[Extracted data entries]
□ □ □ □ □ □ □

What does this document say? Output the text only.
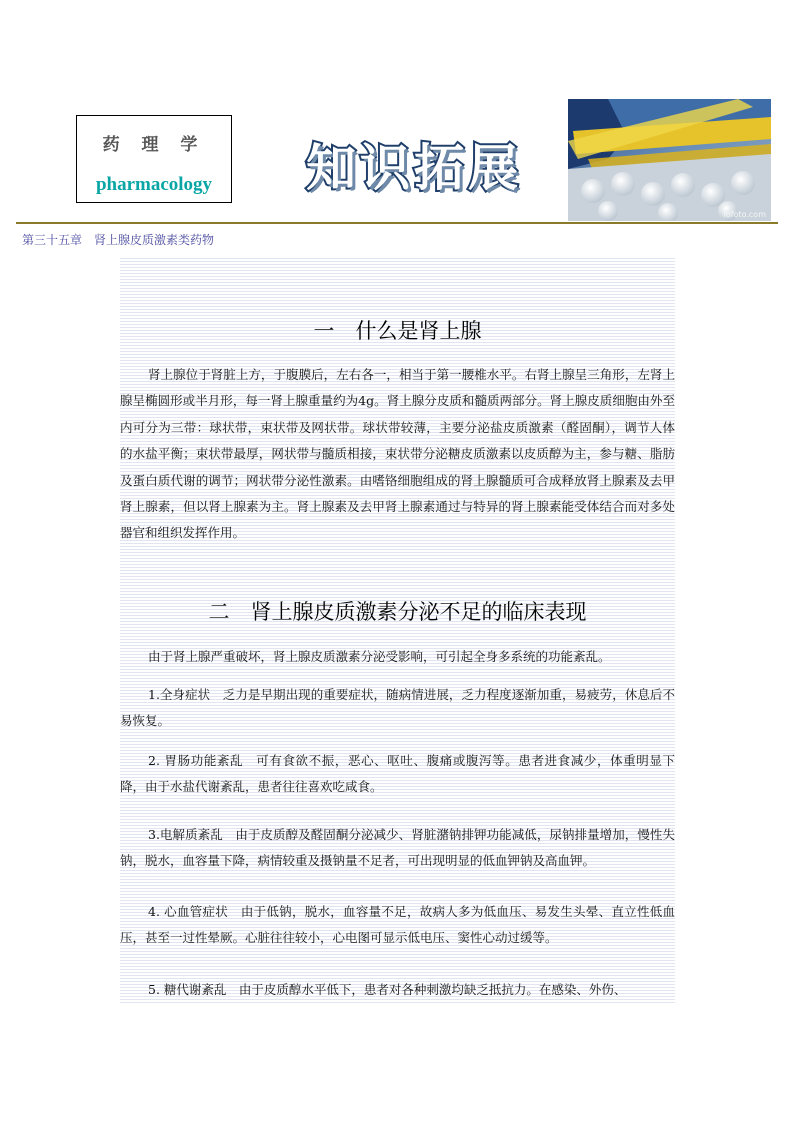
药 理 学
pharmacology	知识拓展
iofoto.com
第三十五章　肾上腺皮质激素类药物
一　什么是肾上腺

肾上腺位于肾脏上方，于腹膜后，左右各一，相当于第一腰椎水平。右肾上腺呈三角形，左肾上腺呈椭圆形或半月形，每一肾上腺重量约为4g。肾上腺分皮质和髓质两部分。肾上腺皮质细胞由外至内可分为三带：球状带，束状带及网状带。球状带较薄，主要分泌盐皮质激素（醛固酮），调节人体的水盐平衡；束状带最厚，网状带与髓质相接，束状带分泌糖皮质激素以皮质醇为主，参与糖、脂肪及蛋白质代谢的调节；网状带分泌性激素。由嗜铬细胞组成的肾上腺髓质可合成释放肾上腺素及去甲肾上腺素，但以肾上腺素为主。肾上腺素及去甲肾上腺素通过与特异的肾上腺素能受体结合而对多处器官和组织发挥作用。

二　肾上腺皮质激素分泌不足的临床表现

由于肾上腺严重破坏，肾上腺皮质激素分泌受影响，可引起全身多系统的功能紊乱。

1.全身症状　乏力是早期出现的重要症状，随病情进展，乏力程度逐渐加重，易疲劳，休息后不易恢复。

2. 胃肠功能紊乱　可有食欲不振，恶心、呕吐、腹痛或腹泻等。患者进食减少，体重明显下降，由于水盐代谢紊乱，患者往往喜欢吃咸食。

3.电解质紊乱　由于皮质醇及醛固酮分泌减少、肾脏潴钠排钾功能减低，尿钠排量增加，慢性失钠，脱水，血容量下降，病情较重及摄钠量不足者，可出现明显的低血钾钠及高血钾。

4. 心血管症状　由于低钠，脱水，血容量不足，故病人多为低血压、易发生头晕、直立性低血压，甚至一过性晕厥。心脏往往较小，心电图可显示低电压、窦性心动过缓等。

5. 糖代谢紊乱　由于皮质醇水平低下，患者对各种刺激均缺乏抵抗力。在感染、外伤、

□ □ □ □ □ □ □

— Task —
Do not include the images; transcribe the rest of the listing exactly.

— Exercise solution —
What does this document say? Output the text only.
药 理 学
pharmacology	知识拓展
iofoto.com
第三十五章　肾上腺皮质激素类药物
一　什么是肾上腺

肾上腺位于肾脏上方，于腹膜后，左右各一，相当于第一腰椎水平。右肾上腺呈三角形，左肾上腺呈椭圆形或半月形，每一肾上腺重量约为4g。肾上腺分皮质和髓质两部分。肾上腺皮质细胞由外至内可分为三带：球状带，束状带及网状带。球状带较薄，主要分泌盐皮质激素（醛固酮），调节人体的水盐平衡；束状带最厚，网状带与髓质相接，束状带分泌糖皮质激素以皮质醇为主，参与糖、脂肪及蛋白质代谢的调节；网状带分泌性激素。由嗜铬细胞组成的肾上腺髓质可合成释放肾上腺素及去甲肾上腺素，但以肾上腺素为主。肾上腺素及去甲肾上腺素通过与特异的肾上腺素能受体结合而对多处器官和组织发挥作用。

二　肾上腺皮质激素分泌不足的临床表现

由于肾上腺严重破坏，肾上腺皮质激素分泌受影响，可引起全身多系统的功能紊乱。

1.全身症状　乏力是早期出现的重要症状，随病情进展，乏力程度逐渐加重，易疲劳，休息后不易恢复。

2. 胃肠功能紊乱　可有食欲不振，恶心、呕吐、腹痛或腹泻等。患者进食减少，体重明显下降，由于水盐代谢紊乱，患者往往喜欢吃咸食。

3.电解质紊乱　由于皮质醇及醛固酮分泌减少、肾脏潴钠排钾功能减低，尿钠排量增加，慢性失钠，脱水，血容量下降，病情较重及摄钠量不足者，可出现明显的低血钾钠及高血钾。

4. 心血管症状　由于低钠，脱水，血容量不足，故病人多为低血压、易发生头晕、直立性低血压，甚至一过性晕厥。心脏往往较小，心电图可显示低电压、窦性心动过缓等。

5. 糖代谢紊乱　由于皮质醇水平低下，患者对各种刺激均缺乏抵抗力。在感染、外伤、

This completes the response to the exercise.